# start of SOURCE RECORDS

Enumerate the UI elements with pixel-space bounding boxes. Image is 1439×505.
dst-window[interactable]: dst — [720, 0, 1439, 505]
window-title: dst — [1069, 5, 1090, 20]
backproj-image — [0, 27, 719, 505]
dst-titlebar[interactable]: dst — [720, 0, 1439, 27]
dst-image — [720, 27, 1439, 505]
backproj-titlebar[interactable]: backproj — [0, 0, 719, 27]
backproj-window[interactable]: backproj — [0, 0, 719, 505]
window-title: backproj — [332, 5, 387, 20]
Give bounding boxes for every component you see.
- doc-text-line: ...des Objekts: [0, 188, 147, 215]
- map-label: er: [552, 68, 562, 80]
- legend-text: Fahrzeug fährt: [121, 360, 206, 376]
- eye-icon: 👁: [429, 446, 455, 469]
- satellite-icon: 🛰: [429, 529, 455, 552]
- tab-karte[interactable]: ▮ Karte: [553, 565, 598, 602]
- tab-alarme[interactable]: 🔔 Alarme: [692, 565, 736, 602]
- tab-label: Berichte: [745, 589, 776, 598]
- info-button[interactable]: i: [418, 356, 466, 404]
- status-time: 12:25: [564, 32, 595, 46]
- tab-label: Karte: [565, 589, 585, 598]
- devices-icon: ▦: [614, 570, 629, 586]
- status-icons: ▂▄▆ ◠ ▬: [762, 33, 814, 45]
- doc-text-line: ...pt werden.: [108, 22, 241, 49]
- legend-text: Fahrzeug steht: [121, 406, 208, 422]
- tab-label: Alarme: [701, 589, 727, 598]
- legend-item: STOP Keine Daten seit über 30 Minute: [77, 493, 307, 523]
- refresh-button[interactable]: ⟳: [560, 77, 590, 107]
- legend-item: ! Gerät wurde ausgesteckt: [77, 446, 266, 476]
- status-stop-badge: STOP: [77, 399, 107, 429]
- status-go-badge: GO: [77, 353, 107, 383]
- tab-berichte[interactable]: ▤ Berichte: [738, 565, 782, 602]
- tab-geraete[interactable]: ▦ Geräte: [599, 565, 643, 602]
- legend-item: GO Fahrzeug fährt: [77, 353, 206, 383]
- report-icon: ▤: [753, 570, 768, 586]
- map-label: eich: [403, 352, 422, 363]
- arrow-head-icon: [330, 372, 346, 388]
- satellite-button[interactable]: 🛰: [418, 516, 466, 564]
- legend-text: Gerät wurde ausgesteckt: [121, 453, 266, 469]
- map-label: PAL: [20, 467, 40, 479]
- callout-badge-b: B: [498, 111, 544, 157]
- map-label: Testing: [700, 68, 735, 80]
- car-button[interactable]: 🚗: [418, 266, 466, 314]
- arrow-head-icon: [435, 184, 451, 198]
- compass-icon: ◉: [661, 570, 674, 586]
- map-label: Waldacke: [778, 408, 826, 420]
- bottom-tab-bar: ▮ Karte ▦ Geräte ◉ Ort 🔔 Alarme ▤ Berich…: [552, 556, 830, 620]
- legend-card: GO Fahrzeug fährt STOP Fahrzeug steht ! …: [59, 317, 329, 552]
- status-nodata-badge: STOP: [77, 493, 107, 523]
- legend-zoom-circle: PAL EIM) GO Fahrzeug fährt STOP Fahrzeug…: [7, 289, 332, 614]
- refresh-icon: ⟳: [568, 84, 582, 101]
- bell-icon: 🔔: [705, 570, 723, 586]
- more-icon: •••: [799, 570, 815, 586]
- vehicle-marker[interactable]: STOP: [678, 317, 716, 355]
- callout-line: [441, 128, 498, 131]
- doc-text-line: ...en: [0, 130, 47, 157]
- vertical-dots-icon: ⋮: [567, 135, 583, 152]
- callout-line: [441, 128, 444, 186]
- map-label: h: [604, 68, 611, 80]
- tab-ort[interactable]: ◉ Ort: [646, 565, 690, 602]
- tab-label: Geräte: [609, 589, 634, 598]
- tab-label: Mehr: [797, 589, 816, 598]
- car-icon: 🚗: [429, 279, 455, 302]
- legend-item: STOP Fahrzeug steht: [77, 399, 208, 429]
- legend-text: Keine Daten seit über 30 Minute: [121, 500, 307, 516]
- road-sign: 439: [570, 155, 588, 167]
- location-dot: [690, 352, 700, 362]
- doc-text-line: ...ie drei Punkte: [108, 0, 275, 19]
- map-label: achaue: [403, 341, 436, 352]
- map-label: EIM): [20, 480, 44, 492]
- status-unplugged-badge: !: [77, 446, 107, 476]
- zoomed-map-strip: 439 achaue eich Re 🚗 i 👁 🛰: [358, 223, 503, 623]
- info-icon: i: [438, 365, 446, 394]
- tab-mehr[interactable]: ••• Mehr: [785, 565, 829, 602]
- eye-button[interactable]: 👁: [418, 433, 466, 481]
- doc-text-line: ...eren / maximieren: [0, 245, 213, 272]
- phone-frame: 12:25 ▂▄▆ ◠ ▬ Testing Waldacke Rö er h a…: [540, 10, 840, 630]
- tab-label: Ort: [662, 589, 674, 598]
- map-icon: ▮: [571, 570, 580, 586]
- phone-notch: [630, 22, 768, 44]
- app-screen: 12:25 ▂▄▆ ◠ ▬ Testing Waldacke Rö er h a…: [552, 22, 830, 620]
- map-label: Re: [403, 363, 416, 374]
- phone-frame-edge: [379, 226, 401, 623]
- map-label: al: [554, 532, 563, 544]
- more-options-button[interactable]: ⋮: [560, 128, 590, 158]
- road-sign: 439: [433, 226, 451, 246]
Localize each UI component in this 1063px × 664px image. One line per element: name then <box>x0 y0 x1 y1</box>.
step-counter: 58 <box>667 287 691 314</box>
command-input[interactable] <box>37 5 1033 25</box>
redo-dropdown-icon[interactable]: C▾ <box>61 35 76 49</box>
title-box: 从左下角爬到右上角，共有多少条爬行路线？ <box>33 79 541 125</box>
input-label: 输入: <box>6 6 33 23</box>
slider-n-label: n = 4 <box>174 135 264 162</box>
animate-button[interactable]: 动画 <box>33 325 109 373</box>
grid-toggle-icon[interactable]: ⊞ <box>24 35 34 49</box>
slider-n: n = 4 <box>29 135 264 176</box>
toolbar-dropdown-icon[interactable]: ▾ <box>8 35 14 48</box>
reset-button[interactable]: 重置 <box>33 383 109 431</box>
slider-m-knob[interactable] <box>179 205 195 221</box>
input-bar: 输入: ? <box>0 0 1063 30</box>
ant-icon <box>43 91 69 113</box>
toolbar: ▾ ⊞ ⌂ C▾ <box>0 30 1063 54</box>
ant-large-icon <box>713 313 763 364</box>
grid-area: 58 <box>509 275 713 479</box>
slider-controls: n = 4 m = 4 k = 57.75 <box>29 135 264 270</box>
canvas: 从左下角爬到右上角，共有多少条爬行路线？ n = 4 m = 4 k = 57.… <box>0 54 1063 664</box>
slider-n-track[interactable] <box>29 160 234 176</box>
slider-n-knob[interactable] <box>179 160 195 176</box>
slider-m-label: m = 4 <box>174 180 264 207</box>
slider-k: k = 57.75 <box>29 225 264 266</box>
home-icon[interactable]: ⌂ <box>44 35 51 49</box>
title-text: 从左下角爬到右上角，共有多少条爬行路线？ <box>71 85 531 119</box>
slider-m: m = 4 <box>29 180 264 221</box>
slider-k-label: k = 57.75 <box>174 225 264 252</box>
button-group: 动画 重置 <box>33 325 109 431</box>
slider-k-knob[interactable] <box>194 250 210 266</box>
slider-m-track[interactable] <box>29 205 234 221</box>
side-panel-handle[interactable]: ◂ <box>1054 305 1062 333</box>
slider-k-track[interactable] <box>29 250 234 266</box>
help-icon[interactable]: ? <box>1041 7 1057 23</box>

# end of SOURCE RECORDS

Reproduce all of the material above line for line, without changing anything.

Enumerate the UI elements with pixel-space bounding boxes. Image is 1439×505.
dst-window[interactable]: dst — [720, 0, 1439, 505]
window-title: dst — [1069, 5, 1090, 20]
backproj-image — [0, 27, 719, 505]
dst-titlebar[interactable]: dst — [720, 0, 1439, 27]
dst-image — [720, 27, 1439, 505]
backproj-titlebar[interactable]: backproj — [0, 0, 719, 27]
backproj-window[interactable]: backproj — [0, 0, 719, 505]
window-title: backproj — [332, 5, 387, 20]
Give bounding boxes for every component you see.
- doc-text-line: ...des Objekts: [0, 188, 147, 215]
- map-label: er: [552, 68, 562, 80]
- legend-text: Fahrzeug fährt: [121, 360, 206, 376]
- eye-icon: 👁: [429, 446, 455, 469]
- satellite-icon: 🛰: [429, 529, 455, 552]
- tab-karte[interactable]: ▮ Karte: [553, 565, 598, 602]
- tab-alarme[interactable]: 🔔 Alarme: [692, 565, 736, 602]
- tab-label: Berichte: [745, 589, 776, 598]
- info-button[interactable]: i: [418, 356, 466, 404]
- status-time: 12:25: [564, 32, 595, 46]
- tab-label: Karte: [565, 589, 585, 598]
- devices-icon: ▦: [614, 570, 629, 586]
- status-icons: ▂▄▆ ◠ ▬: [762, 33, 814, 45]
- doc-text-line: ...pt werden.: [108, 22, 241, 49]
- legend-text: Fahrzeug steht: [121, 406, 208, 422]
- tab-label: Alarme: [701, 589, 727, 598]
- legend-item: STOP Keine Daten seit über 30 Minute: [77, 493, 307, 523]
- refresh-button[interactable]: ⟳: [560, 77, 590, 107]
- legend-item: ! Gerät wurde ausgesteckt: [77, 446, 266, 476]
- status-stop-badge: STOP: [77, 399, 107, 429]
- status-go-badge: GO: [77, 353, 107, 383]
- tab-berichte[interactable]: ▤ Berichte: [738, 565, 782, 602]
- tab-geraete[interactable]: ▦ Geräte: [599, 565, 643, 602]
- legend-item: GO Fahrzeug fährt: [77, 353, 206, 383]
- report-icon: ▤: [753, 570, 768, 586]
- map-label: eich: [403, 352, 422, 363]
- arrow-head-icon: [330, 372, 346, 388]
- satellite-button[interactable]: 🛰: [418, 516, 466, 564]
- legend-text: Gerät wurde ausgesteckt: [121, 453, 266, 469]
- map-label: PAL: [20, 467, 40, 479]
- callout-badge-b: B: [498, 111, 544, 157]
- map-label: Testing: [700, 68, 735, 80]
- car-button[interactable]: 🚗: [418, 266, 466, 314]
- arrow-head-icon: [435, 184, 451, 198]
- compass-icon: ◉: [661, 570, 674, 586]
- map-label: Waldacke: [778, 408, 826, 420]
- bottom-tab-bar: ▮ Karte ▦ Geräte ◉ Ort 🔔 Alarme ▤ Berich…: [552, 556, 830, 620]
- legend-card: GO Fahrzeug fährt STOP Fahrzeug steht ! …: [59, 317, 329, 552]
- status-nodata-badge: STOP: [77, 493, 107, 523]
- legend-zoom-circle: PAL EIM) GO Fahrzeug fährt STOP Fahrzeug…: [7, 289, 332, 614]
- refresh-icon: ⟳: [568, 84, 582, 101]
- bell-icon: 🔔: [705, 570, 723, 586]
- more-icon: •••: [799, 570, 815, 586]
- vehicle-marker[interactable]: STOP: [678, 317, 716, 355]
- callout-line: [441, 128, 498, 131]
- doc-text-line: ...en: [0, 130, 47, 157]
- vertical-dots-icon: ⋮: [567, 135, 583, 152]
- callout-line: [441, 128, 444, 186]
- map-label: h: [604, 68, 611, 80]
- tab-ort[interactable]: ◉ Ort: [646, 565, 690, 602]
- tab-label: Geräte: [609, 589, 634, 598]
- tab-label: Mehr: [797, 589, 816, 598]
- car-icon: 🚗: [429, 279, 455, 302]
- legend-item: STOP Fahrzeug steht: [77, 399, 208, 429]
- legend-text: Keine Daten seit über 30 Minute: [121, 500, 307, 516]
- road-sign: 439: [570, 155, 588, 167]
- location-dot: [690, 352, 700, 362]
- doc-text-line: ...ie drei Punkte: [108, 0, 275, 19]
- map-label: achaue: [403, 341, 436, 352]
- map-label: EIM): [20, 480, 44, 492]
- status-unplugged-badge: !: [77, 446, 107, 476]
- zoomed-map-strip: 439 achaue eich Re 🚗 i 👁 🛰: [358, 223, 503, 623]
- info-icon: i: [438, 365, 446, 394]
- tab-mehr[interactable]: ••• Mehr: [785, 565, 829, 602]
- eye-button[interactable]: 👁: [418, 433, 466, 481]
- doc-text-line: ...eren / maximieren: [0, 245, 213, 272]
- phone-frame: 12:25 ▂▄▆ ◠ ▬ Testing Waldacke Rö er h a…: [540, 10, 840, 630]
- tab-label: Ort: [662, 589, 674, 598]
- map-icon: ▮: [571, 570, 580, 586]
- phone-notch: [630, 22, 768, 44]
- app-screen: 12:25 ▂▄▆ ◠ ▬ Testing Waldacke Rö er h a…: [552, 22, 830, 620]
- map-label: Re: [403, 363, 416, 374]
- phone-frame-edge: [379, 226, 401, 623]
- map-label: al: [554, 532, 563, 544]
- more-options-button[interactable]: ⋮: [560, 128, 590, 158]
- road-sign: 439: [433, 226, 451, 246]
Localize each UI component in this 1063px × 664px image. One line per element: name then <box>x0 y0 x1 y1</box>.
step-counter: 58 <box>667 287 691 314</box>
command-input[interactable] <box>37 5 1033 25</box>
redo-dropdown-icon[interactable]: C▾ <box>61 35 76 49</box>
title-box: 从左下角爬到右上角，共有多少条爬行路线？ <box>33 79 541 125</box>
input-label: 输入: <box>6 6 33 23</box>
slider-n-label: n = 4 <box>174 135 264 162</box>
animate-button[interactable]: 动画 <box>33 325 109 373</box>
grid-toggle-icon[interactable]: ⊞ <box>24 35 34 49</box>
slider-n: n = 4 <box>29 135 264 176</box>
toolbar-dropdown-icon[interactable]: ▾ <box>8 35 14 48</box>
reset-button[interactable]: 重置 <box>33 383 109 431</box>
slider-m-knob[interactable] <box>179 205 195 221</box>
input-bar: 输入: ? <box>0 0 1063 30</box>
ant-icon <box>43 91 69 113</box>
toolbar: ▾ ⊞ ⌂ C▾ <box>0 30 1063 54</box>
ant-large-icon <box>713 313 763 364</box>
grid-area: 58 <box>509 275 713 479</box>
slider-controls: n = 4 m = 4 k = 57.75 <box>29 135 264 270</box>
canvas: 从左下角爬到右上角，共有多少条爬行路线？ n = 4 m = 4 k = 57.… <box>0 54 1063 664</box>
slider-n-track[interactable] <box>29 160 234 176</box>
slider-n-knob[interactable] <box>179 160 195 176</box>
slider-m-label: m = 4 <box>174 180 264 207</box>
slider-k: k = 57.75 <box>29 225 264 266</box>
home-icon[interactable]: ⌂ <box>44 35 51 49</box>
title-text: 从左下角爬到右上角，共有多少条爬行路线？ <box>71 85 531 119</box>
slider-m: m = 4 <box>29 180 264 221</box>
slider-k-label: k = 57.75 <box>174 225 264 252</box>
button-group: 动画 重置 <box>33 325 109 431</box>
slider-k-knob[interactable] <box>194 250 210 266</box>
slider-m-track[interactable] <box>29 205 234 221</box>
side-panel-handle[interactable]: ◂ <box>1054 305 1062 333</box>
slider-k-track[interactable] <box>29 250 234 266</box>
help-icon[interactable]: ? <box>1041 7 1057 23</box>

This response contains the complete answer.